Problem requirements:
Exact repetition of every entry is required.

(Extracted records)
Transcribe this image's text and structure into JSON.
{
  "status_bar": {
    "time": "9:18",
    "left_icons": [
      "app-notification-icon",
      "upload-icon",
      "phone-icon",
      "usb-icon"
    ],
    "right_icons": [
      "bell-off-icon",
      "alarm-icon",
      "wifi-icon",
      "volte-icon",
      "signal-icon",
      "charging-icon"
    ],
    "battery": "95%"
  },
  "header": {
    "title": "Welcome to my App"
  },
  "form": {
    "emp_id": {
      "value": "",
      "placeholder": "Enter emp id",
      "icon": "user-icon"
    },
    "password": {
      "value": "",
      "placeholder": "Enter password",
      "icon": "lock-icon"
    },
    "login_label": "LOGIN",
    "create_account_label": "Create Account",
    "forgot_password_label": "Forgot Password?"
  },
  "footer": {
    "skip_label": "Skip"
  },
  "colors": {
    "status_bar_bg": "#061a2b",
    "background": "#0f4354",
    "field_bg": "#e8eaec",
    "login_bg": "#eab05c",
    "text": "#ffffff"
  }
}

Result for this task:
Transcribe this image's text and structure into JSON.
{
  "status_bar": {
    "time": "9:18",
    "left_icons": [
      "app-notification-icon",
      "upload-icon",
      "phone-icon",
      "usb-icon"
    ],
    "right_icons": [
      "bell-off-icon",
      "alarm-icon",
      "wifi-icon",
      "volte-icon",
      "signal-icon",
      "charging-icon"
    ],
    "battery": "95%"
  },
  "header": {
    "title": "Welcome to my App"
  },
  "form": {
    "emp_id": {
      "value": "",
      "placeholder": "Enter emp id",
      "icon": "user-icon"
    },
    "password": {
      "value": "",
      "placeholder": "Enter password",
      "icon": "lock-icon"
    },
    "login_label": "LOGIN",
    "create_account_label": "Create Account",
    "forgot_password_label": "Forgot Password?"
  },
  "footer": {
    "skip_label": "Skip"
  },
  "colors": {
    "status_bar_bg": "#061a2b",
    "background": "#0f4354",
    "field_bg": "#e8eaec",
    "login_bg": "#eab05c",
    "text": "#ffffff"
  }
}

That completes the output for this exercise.